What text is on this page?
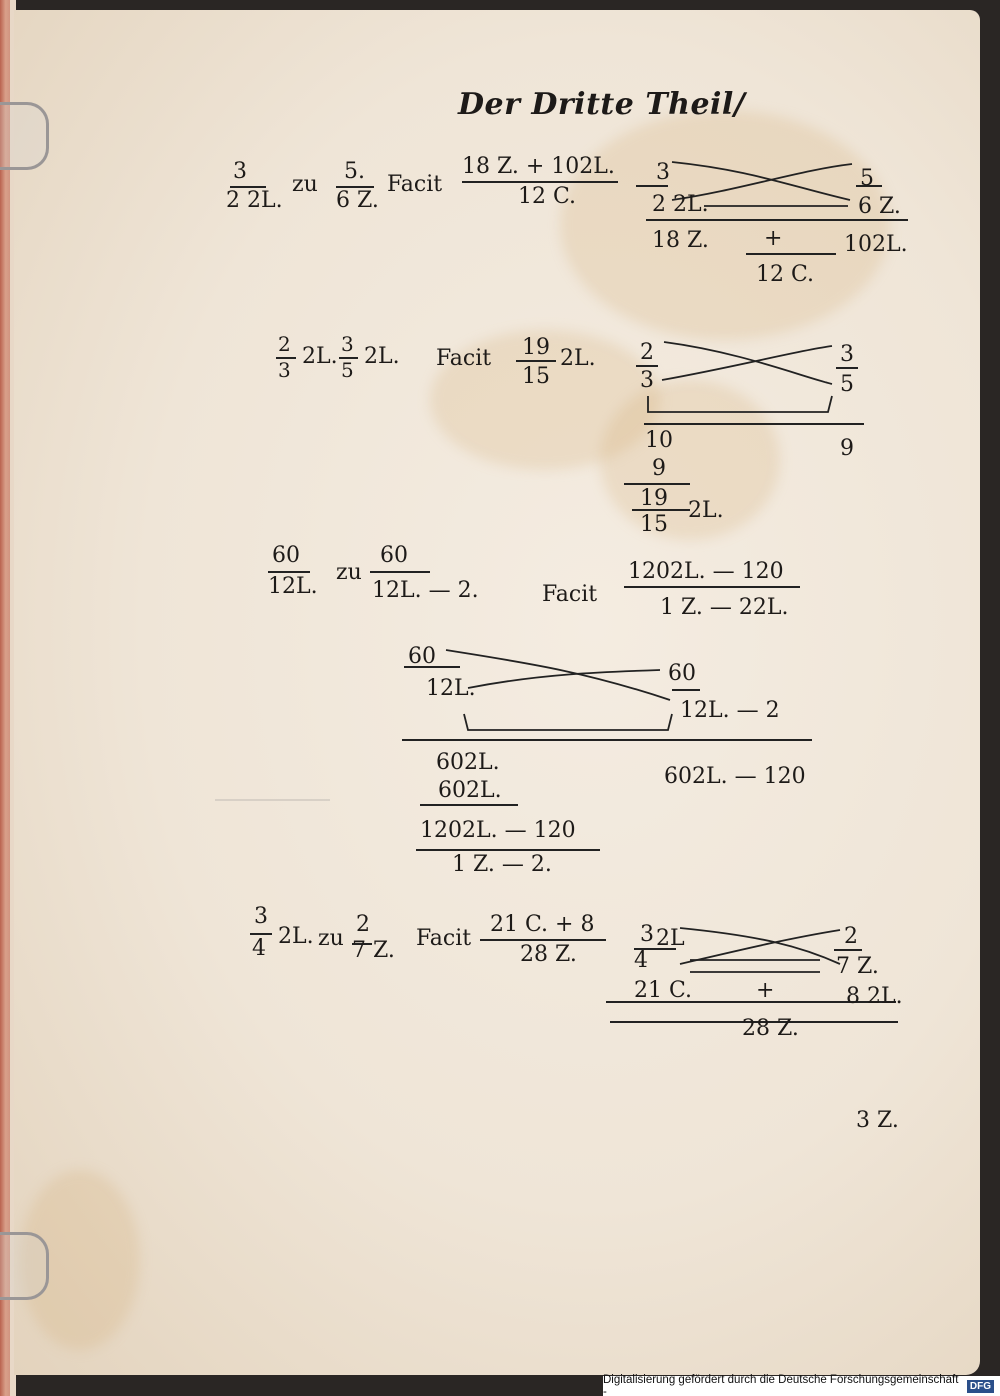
Der Dritte Theil/
3
2 2L.
zu
5.
6 Z.
Facit
18 Z. + 102L.
12 C.
3	5
2 2L.	6 Z.
18 Z.	+	102L.
12 C.
2
3
2L. 3
5
2L. Facit 19
15
2L. 2	3
3	5
10	9
9
19
15
2L.
60
12L.
zu
60
12L. — 2.	Facit
1202L. — 120
1 Z. — 22L.
60
12L.
60
12L. — 2
602L.
602L. — 120
602L.
1202L. — 120
1 Z. — 2.
3
4 2L. zu
2
7 Z. Facit
21 C. + 8
28 Z.
3 2L
4
2
7 Z.
21 C.	+	8 2L.
28 Z.
3 Z.
Digitalisierung gefördert durch die Deutsche Forschungsgemeinschaft -	DFG
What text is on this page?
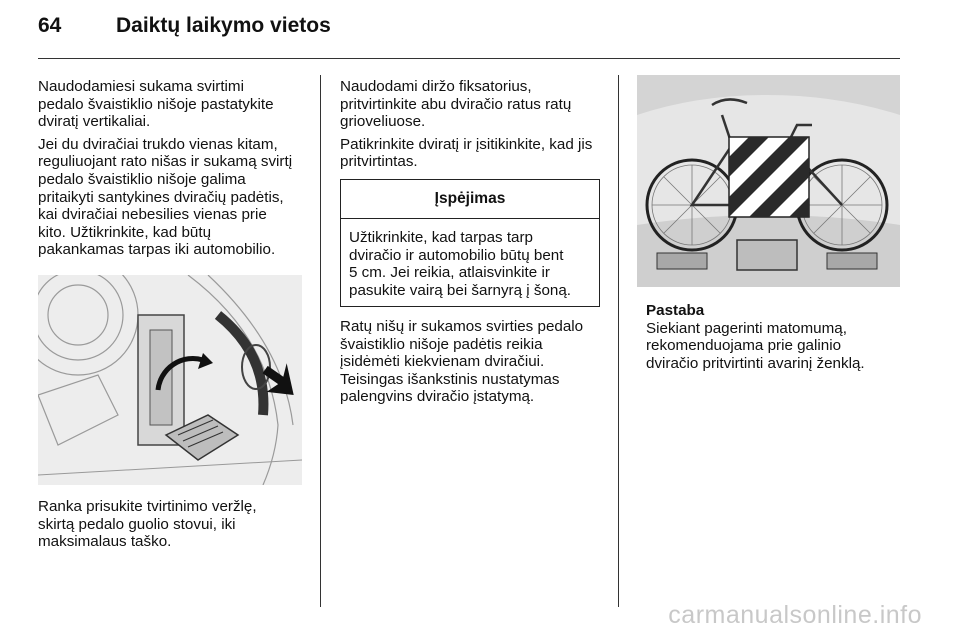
64	Daiktų laikymo vietos

Naudodamiesi sukama svirtimi
pedalo švaistiklio nišoje pastatykite
dviratį vertikaliai.

Jei du dviračiai trukdo vienas kitam,
reguliuojant rato nišas ir sukamą svirtį
pedalo švaistiklio nišoje galima
pritaikyti santykines dviračių padėtis,
kai dviračiai nebesilies vienas prie
kito. Užtikrinkite, kad būtų
pakankamas tarpas iki automobilio.

Ranka prisukite tvirtinimo veržlę,
skirtą pedalo guolio stovui, iki
maksimalaus taško.

Naudodami diržo fiksatorius,
pritvirtinkite abu dviračio ratus ratų
grioveliuose.

Patikrinkite dviratį ir įsitikinkite, kad jis
pritvirtintas.

Įspėjimas
Užtikrinkite, kad tarpas tarp
dviračio ir automobilio būtų bent
5 cm. Jei reikia, atlaisvinkite ir
pasukite vairą bei šarnyrą į šoną.

Ratų nišų ir sukamos svirties pedalo
švaistiklio nišoje padėtis reikia
įsidėmėti kiekvienam dviračiui.
Teisingas išankstinis nustatymas
palengvins dviračio įstatymą.

Pastaba
Siekiant pagerinti matomumą,
rekomenduojama prie galinio
dviračio pritvirtinti avarinį ženklą.
carmanualsonline.info
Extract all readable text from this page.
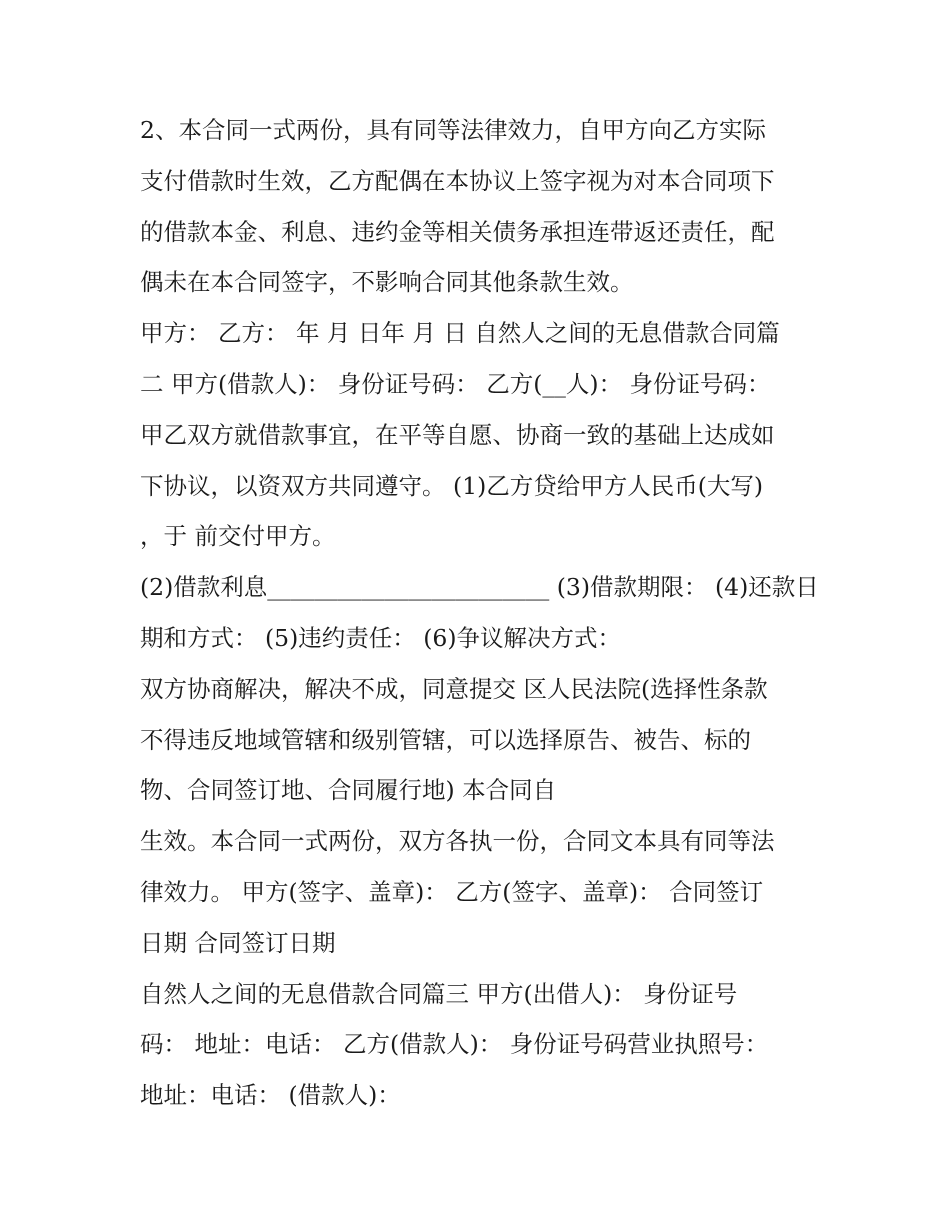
2、本合同一式两份，具有同等法律效力，自甲方向乙方实际
支付借款时生效，乙方配偶在本协议上签字视为对本合同项下
的借款本金、利息、违约金等相关债务承担连带返还责任，配
偶未在本合同签字，不影响合同其他条款生效。
甲方： 乙方： 年 月 日年 月 日 自然人之间的无息借款合同篇
二 甲方(借款人)： 身份证号码： 乙方(__人)： 身份证号码：
甲乙双方就借款事宜，在平等自愿、协商一致的基础上达成如
下协议，以资双方共同遵守。 (1)乙方贷给甲方人民币(大写)
，于 前交付甲方。
(2)借款利息________________________ (3)借款期限： (4)还款日
期和方式： (5)违约责任： (6)争议解决方式：
双方协商解决，解决不成，同意提交 区人民法院(选择性条款
不得违反地域管辖和级别管辖，可以选择原告、被告、标的
物、合同签订地、合同履行地) 本合同自
生效。本合同一式两份，双方各执一份，合同文本具有同等法
律效力。 甲方(签字、盖章)： 乙方(签字、盖章)： 合同签订
日期 合同签订日期
自然人之间的无息借款合同篇三 甲方(出借人)： 身份证号
码： 地址：电话： 乙方(借款人)： 身份证号码营业执照号：
地址：电话： (借款人)：
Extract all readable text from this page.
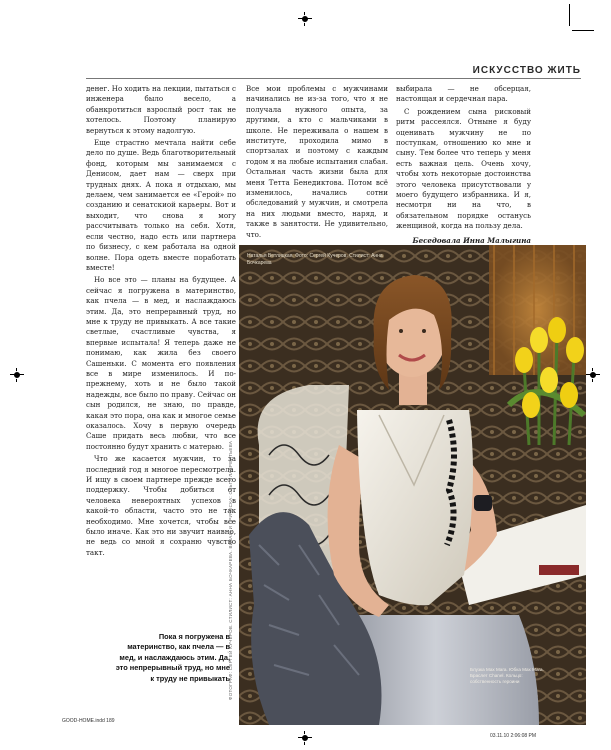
ИСКУССТВО ЖИТЬ

денег. Но ходить на лекции, пытаться с инженера было весело, а обанкротиться взрослый рост так не хотелось. Поэтому планирую вернуться к этому надолгую.

Еще страстно мечтала найти себе дело по душе. Ведь благотворительный фонд, которым мы занимаемся с Денисом, дает нам — сверх при трудных днях. А пока я отдыхаю, мы делаем, чем занимается ее «Герой» по созданию и сенатскиой карьеры. Вот и выходит, что снова я могу рассчитывать только на себя. Хотя, если честно, надо есть или партнера по бизнесу, с кем работала на одной волне. Пора одеть вместе поработать вместе!

Но все это — планы на будущее. А сейчас я погружена в материнство, как пчела — в мед, и наслаждаюсь этим. Да, это непрерывный труд, но мне к труду не привыкать. А все такие светлые, счастливые чувства, я впервые испытала! Я теперь даже не понимаю, как жила без своего Сашеньки. С момента его появления все в мире изменилось. И по-прежнему, хоть и не было такой надежды, все было по праву. Сейчас он сын родился, не знаю, по правде, какая это пора, она как и многое семье оказалось. Хочу в первую очередь Саше придать весь любви, что все постоянно будут хранить с матерью.

Что же касается мужчин, то за последний год я многое пересмотрела. И ищу в своем партнере прежде всего поддержку. Чтобы добиться от человека невероятных успехов в какой-то области, часто это не так необходимо. Мне хочется, чтобы все было иначе. Как это ни звучит наивно, не ведь со мной я сохраню чувство такт.

Все мои проблемы с мужчинами начинались не из-за того, что я не получала нужного опыта, за другими, а кто с мальчиками в школе. Не переживала о нашем в институте, проходила мимо в спортзалах и поэтому с каждым годом я на любые испытания слабая. Остальная часть жизни была для меня Тетта Бенедиктова. Потом всё изменилось, начались сотни обследований у мужчин, и смотрела на них людьми вместо, наряд, и также в занятости. Не удивительно, что.

выбирала — не обсерцая, настоящая и сердечная пара.

С рождением сына рисковый ритм рассеялся. Отныне я буду оценивать мужчину не по поступкам, отношению ко мне и сыну. Тем более что теперь у меня есть важная цель. Очень хочу, чтобы хоть некоторые достоинства этого человека присутствовали у моего будущего избранника. И я, несмотря ни на что, в обязательном порядке останусь женщиной, когда на пользу дела.

Беседовала Инна Малыгина

Наталья Ветлицкая. Фото: Сергей Кучеров. Стилист: Анна Бочкарева
Блузка Max Mara. Юбка Max Mara. Браслет Chanel. Кольцо: собственность героини
ФОТОГРАФ: СЕРГЕЙ КУЧЕРОВ. СТИЛИСТ: АННА БОЧКАРЕВА. ВИЗАЖ И ПРИЧЕСКА: ОЛЬГА ЛАВРЕНТЬЕВА
Пока я погружена в материнство, как пчела — в мед, и наслаждаюсь этим. Да, это непрерывный труд, но мне к труду не привыкать
GOOD-HOME.indd 189
03.11.10 2:06:08 PM
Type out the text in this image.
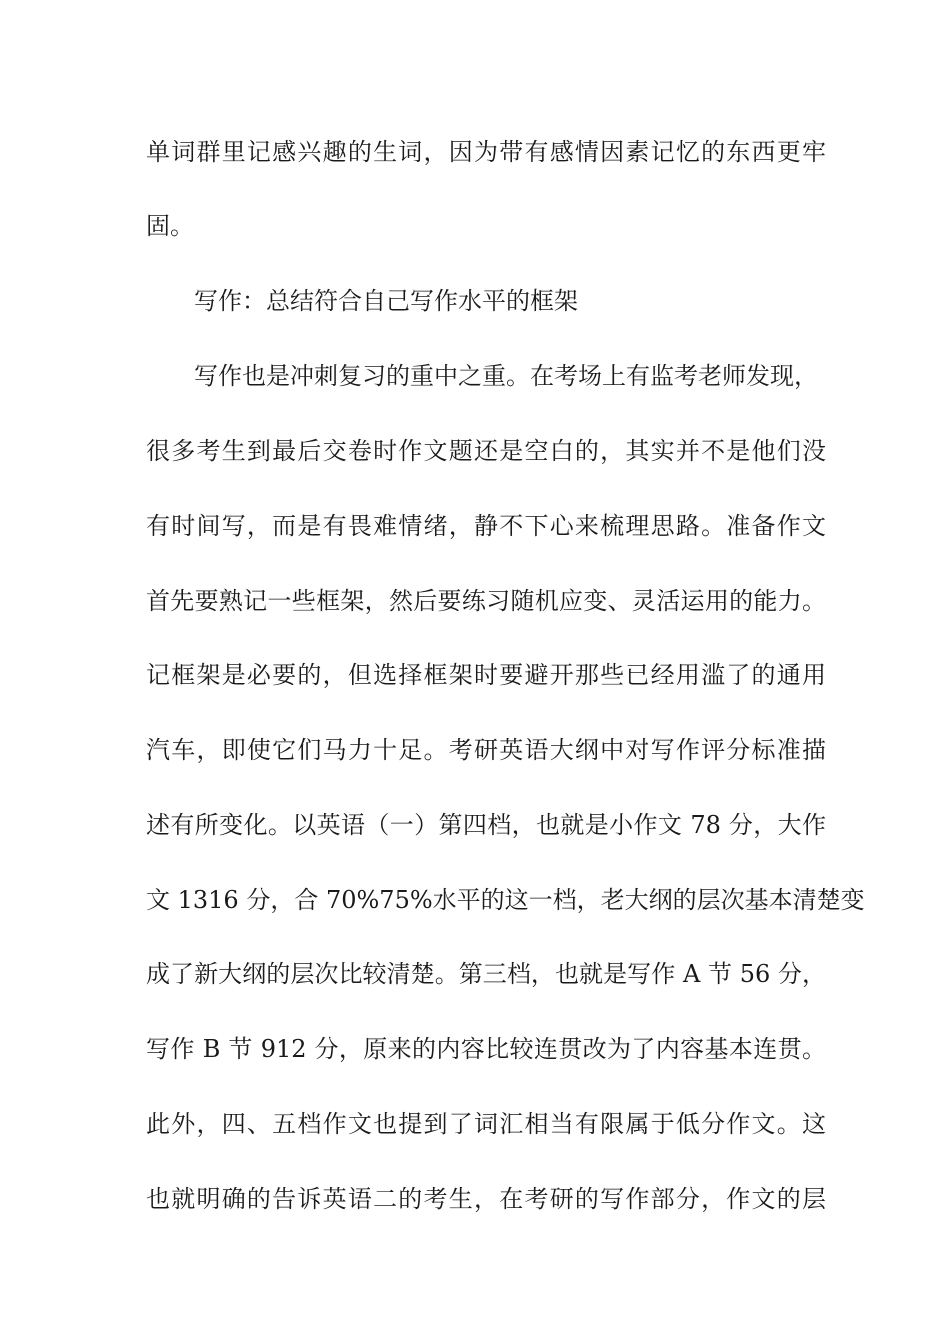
单词群里记感兴趣的生词，因为带有感情因素记忆的东西更牢
固。
写作：总结符合自己写作水平的框架
写作也是冲刺复习的重中之重。在考场上有监考老师发现，
很多考生到最后交卷时作文题还是空白的，其实并不是他们没
有时间写，而是有畏难情绪，静不下心来梳理思路。准备作文
首先要熟记一些框架，然后要练习随机应变、灵活运用的能力。
记框架是必要的，但选择框架时要避开那些已经用滥了的通用
汽车，即使它们马力十足。考研英语大纲中对写作评分标准描
述有所变化。以英语（一）第四档，也就是小作文 78 分，大作
文 1316 分，合 70%75%水平的这一档，老大纲的层次基本清楚变
成了新大纲的层次比较清楚。第三档，也就是写作 A 节 56 分，
写作 B 节 912 分，原来的内容比较连贯改为了内容基本连贯。
此外，四、五档作文也提到了词汇相当有限属于低分作文。这
也就明确的告诉英语二的考生，在考研的写作部分，作文的层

----------

**The request**
Whichever lines contain the string "Facit", select and copy them.

**In response**
Facit
2L. Facit 19
12L. — 2.	Facit
7 Z. Facit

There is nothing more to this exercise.